GIVEN DATA:

+++

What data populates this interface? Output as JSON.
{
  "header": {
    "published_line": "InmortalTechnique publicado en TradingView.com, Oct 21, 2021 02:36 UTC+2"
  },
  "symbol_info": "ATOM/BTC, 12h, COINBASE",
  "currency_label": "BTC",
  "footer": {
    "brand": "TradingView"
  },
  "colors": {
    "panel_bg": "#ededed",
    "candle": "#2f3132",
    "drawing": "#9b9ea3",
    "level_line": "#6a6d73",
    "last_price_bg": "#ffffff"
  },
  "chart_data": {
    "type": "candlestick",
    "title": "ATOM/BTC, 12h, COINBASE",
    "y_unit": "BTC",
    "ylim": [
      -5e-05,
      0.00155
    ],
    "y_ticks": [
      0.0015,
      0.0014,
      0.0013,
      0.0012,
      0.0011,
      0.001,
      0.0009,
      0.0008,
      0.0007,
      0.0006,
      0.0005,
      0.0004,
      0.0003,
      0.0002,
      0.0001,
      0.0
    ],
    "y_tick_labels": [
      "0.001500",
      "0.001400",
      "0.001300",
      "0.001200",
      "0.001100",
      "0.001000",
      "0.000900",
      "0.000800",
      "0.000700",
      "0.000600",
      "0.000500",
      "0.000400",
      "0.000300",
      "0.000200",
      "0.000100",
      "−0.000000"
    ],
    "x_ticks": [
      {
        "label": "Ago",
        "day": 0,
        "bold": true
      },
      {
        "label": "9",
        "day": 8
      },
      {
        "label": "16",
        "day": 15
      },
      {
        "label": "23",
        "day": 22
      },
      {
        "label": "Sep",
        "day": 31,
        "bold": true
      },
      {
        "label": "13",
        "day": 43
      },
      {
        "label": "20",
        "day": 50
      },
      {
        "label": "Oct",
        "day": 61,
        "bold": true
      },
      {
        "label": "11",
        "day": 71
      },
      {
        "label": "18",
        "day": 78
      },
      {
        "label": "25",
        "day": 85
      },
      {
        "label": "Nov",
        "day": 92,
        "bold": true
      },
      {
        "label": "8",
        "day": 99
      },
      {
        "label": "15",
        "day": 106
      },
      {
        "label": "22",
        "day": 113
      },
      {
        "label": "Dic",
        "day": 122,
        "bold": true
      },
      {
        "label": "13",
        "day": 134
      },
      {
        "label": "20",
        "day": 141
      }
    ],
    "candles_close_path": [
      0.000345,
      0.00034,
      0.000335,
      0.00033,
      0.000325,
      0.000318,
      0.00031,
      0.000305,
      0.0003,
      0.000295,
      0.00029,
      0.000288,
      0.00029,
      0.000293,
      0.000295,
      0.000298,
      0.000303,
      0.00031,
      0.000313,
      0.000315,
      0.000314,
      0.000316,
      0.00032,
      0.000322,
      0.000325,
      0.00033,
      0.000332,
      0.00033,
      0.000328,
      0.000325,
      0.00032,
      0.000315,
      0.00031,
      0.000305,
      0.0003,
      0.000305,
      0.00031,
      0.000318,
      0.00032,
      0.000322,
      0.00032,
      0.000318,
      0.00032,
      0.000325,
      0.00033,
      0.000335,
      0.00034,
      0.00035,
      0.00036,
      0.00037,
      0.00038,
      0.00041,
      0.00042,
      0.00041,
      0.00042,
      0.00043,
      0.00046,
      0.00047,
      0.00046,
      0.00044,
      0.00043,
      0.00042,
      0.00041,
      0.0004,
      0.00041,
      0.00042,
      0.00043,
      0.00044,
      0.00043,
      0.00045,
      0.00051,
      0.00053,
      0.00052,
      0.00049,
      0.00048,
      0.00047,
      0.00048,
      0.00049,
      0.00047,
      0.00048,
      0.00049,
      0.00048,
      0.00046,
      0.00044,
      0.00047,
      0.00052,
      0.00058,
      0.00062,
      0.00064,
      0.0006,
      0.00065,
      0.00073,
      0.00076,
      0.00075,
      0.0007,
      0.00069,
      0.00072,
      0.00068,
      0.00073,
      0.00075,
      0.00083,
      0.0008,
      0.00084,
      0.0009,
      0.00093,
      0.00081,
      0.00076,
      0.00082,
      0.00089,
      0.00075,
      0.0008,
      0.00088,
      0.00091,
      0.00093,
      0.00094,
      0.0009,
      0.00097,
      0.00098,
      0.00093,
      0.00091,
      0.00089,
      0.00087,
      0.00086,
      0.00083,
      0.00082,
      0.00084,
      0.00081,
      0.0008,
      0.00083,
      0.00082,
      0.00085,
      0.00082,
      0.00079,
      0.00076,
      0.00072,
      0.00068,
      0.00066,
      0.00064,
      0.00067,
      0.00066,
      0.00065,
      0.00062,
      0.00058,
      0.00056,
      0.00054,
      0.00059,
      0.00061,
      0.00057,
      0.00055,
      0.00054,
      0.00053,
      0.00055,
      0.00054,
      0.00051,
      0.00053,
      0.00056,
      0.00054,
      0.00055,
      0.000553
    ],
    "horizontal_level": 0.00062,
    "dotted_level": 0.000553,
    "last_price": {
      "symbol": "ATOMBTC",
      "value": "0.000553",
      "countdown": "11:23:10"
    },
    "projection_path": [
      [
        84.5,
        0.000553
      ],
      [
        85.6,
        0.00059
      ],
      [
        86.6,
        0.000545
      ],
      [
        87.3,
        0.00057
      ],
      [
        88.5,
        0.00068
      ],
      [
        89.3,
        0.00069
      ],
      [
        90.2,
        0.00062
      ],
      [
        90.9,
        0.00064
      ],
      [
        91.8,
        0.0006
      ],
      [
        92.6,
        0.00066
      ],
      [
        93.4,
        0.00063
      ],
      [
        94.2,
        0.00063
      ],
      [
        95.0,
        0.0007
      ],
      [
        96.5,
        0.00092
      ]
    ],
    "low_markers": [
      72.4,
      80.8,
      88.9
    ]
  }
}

+++

AIM: List each line holding the string "TradingView".

SOLUTION TO THIS PROBLEM:
    "published_line": "InmortalTechnique publicado en TradingView.com, Oct 21, 2021 02:36 UTC+2"
    "brand": "TradingView"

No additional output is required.